Dataset extract

━━━━

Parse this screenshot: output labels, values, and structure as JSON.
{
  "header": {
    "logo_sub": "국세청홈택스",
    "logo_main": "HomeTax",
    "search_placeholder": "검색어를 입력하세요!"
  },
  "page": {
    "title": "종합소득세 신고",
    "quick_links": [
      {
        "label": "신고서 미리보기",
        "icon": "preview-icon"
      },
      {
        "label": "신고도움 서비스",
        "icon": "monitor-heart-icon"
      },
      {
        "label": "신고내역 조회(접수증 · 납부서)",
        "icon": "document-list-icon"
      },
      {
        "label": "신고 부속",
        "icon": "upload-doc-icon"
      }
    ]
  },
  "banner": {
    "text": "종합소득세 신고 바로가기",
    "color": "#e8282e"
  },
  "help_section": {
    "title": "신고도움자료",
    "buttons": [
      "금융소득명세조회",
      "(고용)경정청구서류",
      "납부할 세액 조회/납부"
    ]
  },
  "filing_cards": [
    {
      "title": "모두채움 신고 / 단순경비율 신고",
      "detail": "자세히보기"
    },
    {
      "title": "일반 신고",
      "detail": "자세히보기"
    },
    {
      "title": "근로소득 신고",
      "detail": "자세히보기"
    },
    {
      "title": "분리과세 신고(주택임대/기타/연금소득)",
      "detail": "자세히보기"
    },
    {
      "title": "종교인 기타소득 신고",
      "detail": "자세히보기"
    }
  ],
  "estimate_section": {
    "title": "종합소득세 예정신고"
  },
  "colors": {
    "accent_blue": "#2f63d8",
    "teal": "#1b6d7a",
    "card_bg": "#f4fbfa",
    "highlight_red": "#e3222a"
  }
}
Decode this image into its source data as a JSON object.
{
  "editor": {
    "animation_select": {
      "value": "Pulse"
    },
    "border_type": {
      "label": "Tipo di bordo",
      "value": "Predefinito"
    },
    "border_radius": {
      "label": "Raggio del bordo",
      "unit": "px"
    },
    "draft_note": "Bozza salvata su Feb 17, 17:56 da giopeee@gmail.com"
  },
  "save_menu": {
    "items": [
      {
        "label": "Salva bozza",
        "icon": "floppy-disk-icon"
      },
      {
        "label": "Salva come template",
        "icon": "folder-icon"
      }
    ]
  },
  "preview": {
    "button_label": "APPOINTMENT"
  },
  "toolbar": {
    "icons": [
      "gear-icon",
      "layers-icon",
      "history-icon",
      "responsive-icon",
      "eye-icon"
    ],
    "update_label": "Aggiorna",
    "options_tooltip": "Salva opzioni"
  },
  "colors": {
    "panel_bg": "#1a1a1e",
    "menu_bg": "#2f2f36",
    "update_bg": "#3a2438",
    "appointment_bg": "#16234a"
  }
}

━━━━

Aim of the exercise
Write out all the data again, exactly as it appears.

Answer to this task
Parse this screenshot: output labels, values, and structure as JSON.
{
  "header": {
    "logo_sub": "국세청홈택스",
    "logo_main": "HomeTax",
    "search_placeholder": "검색어를 입력하세요!"
  },
  "page": {
    "title": "종합소득세 신고",
    "quick_links": [
      {
        "label": "신고서 미리보기",
        "icon": "preview-icon"
      },
      {
        "label": "신고도움 서비스",
        "icon": "monitor-heart-icon"
      },
      {
        "label": "신고내역 조회(접수증 · 납부서)",
        "icon": "document-list-icon"
      },
      {
        "label": "신고 부속",
        "icon": "upload-doc-icon"
      }
    ]
  },
  "banner": {
    "text": "종합소득세 신고 바로가기",
    "color": "#e8282e"
  },
  "help_section": {
    "title": "신고도움자료",
    "buttons": [
      "금융소득명세조회",
      "(고용)경정청구서류",
      "납부할 세액 조회/납부"
    ]
  },
  "filing_cards": [
    {
      "title": "모두채움 신고 / 단순경비율 신고",
      "detail": "자세히보기"
    },
    {
      "title": "일반 신고",
      "detail": "자세히보기"
    },
    {
      "title": "근로소득 신고",
      "detail": "자세히보기"
    },
    {
      "title": "분리과세 신고(주택임대/기타/연금소득)",
      "detail": "자세히보기"
    },
    {
      "title": "종교인 기타소득 신고",
      "detail": "자세히보기"
    }
  ],
  "estimate_section": {
    "title": "종합소득세 예정신고"
  },
  "colors": {
    "accent_blue": "#2f63d8",
    "teal": "#1b6d7a",
    "card_bg": "#f4fbfa",
    "highlight_red": "#e3222a"
  }
}
Decode this image into its source data as a JSON object.
{
  "editor": {
    "animation_select": {
      "value": "Pulse"
    },
    "border_type": {
      "label": "Tipo di bordo",
      "value": "Predefinito"
    },
    "border_radius": {
      "label": "Raggio del bordo",
      "unit": "px"
    },
    "draft_note": "Bozza salvata su Feb 17, 17:56 da giopeee@gmail.com"
  },
  "save_menu": {
    "items": [
      {
        "label": "Salva bozza",
        "icon": "floppy-disk-icon"
      },
      {
        "label": "Salva come template",
        "icon": "folder-icon"
      }
    ]
  },
  "preview": {
    "button_label": "APPOINTMENT"
  },
  "toolbar": {
    "icons": [
      "gear-icon",
      "layers-icon",
      "history-icon",
      "responsive-icon",
      "eye-icon"
    ],
    "update_label": "Aggiorna",
    "options_tooltip": "Salva opzioni"
  },
  "colors": {
    "panel_bg": "#1a1a1e",
    "menu_bg": "#2f2f36",
    "update_bg": "#3a2438",
    "appointment_bg": "#16234a"
  }
}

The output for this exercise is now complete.